» Material supplied:
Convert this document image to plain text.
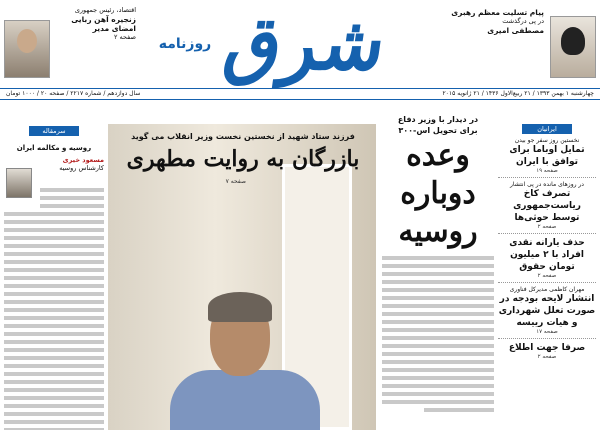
اقتصاد، رئیس جمهوری
زنجیره آهن ربایی
امضای مدیر
صفحه ۲	شرق
روزنامه
پیام تسلیت معظم رهبری
در پی درگذشت
مصطفی امیری
چهارشنبه ۱ بهمن ۱۳۹۳ / ۲۱ ربیع‌الاول ۱۴۳۶ / ۲۱ ژانویه ۲۰۱۵
سال دوازدهم / شماره ۲۲۱۷ / صفحه ۲۰ / ۱۰۰۰ تومان
سرمقاله
روسیه و مکالمه ایران
مسعود خیری
کارشناس روسیه
فرزند ستاد شهید از نخستین نخست وزیر انقلاب می گوید
بازرگان به روایت مطهری
صفحه ۷
در دیدار با وزیر دفاع
برای تحویل اس-۳۰۰
وعده
دوباره
روسیه
ایرانیان
نخستین روز سفر جو بیدن
تمایل اوباما برای توافق با ایران
صفحه ۱۹
در روزهای مانده در پی انتشار
تصرف کاخ ریاست‌جمهوری توسط حوثی‌ها
صفحه ۲
حذف یارانه نقدی افراد با ۲ میلیون تومان حقوق
صفحه ۲
مهران کاظمی مدیرکل فناوری
انتشار لایحه بودجه در صورت تعلل شهرداری و هیات رییسه
صفحه ۱۷
صرفا جهت اطلاع
صفحه ۲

» Task details:
Write out the records above exactly as they stand, leaving out every picture.

» Written answer:
Convert this document image to plain text.
اقتصاد، رئیس جمهوری
زنجیره آهن ربایی
امضای مدیر
صفحه ۲	شرق
روزنامه
پیام تسلیت معظم رهبری
در پی درگذشت
مصطفی امیری
چهارشنبه ۱ بهمن ۱۳۹۳ / ۲۱ ربیع‌الاول ۱۴۳۶ / ۲۱ ژانویه ۲۰۱۵
سال دوازدهم / شماره ۲۲۱۷ / صفحه ۲۰ / ۱۰۰۰ تومان
سرمقاله
روسیه و مکالمه ایران
مسعود خیری
کارشناس روسیه
فرزند ستاد شهید از نخستین نخست وزیر انقلاب می گوید
بازرگان به روایت مطهری
صفحه ۷
در دیدار با وزیر دفاع
برای تحویل اس-۳۰۰
وعده
دوباره
روسیه
ایرانیان
نخستین روز سفر جو بیدن
تمایل اوباما برای توافق با ایران
صفحه ۱۹
در روزهای مانده در پی انتشار
تصرف کاخ ریاست‌جمهوری توسط حوثی‌ها
صفحه ۲
حذف یارانه نقدی افراد با ۲ میلیون تومان حقوق
صفحه ۲
مهران کاظمی مدیرکل فناوری
انتشار لایحه بودجه در صورت تعلل شهرداری و هیات رییسه
صفحه ۱۷
صرفا جهت اطلاع
صفحه ۲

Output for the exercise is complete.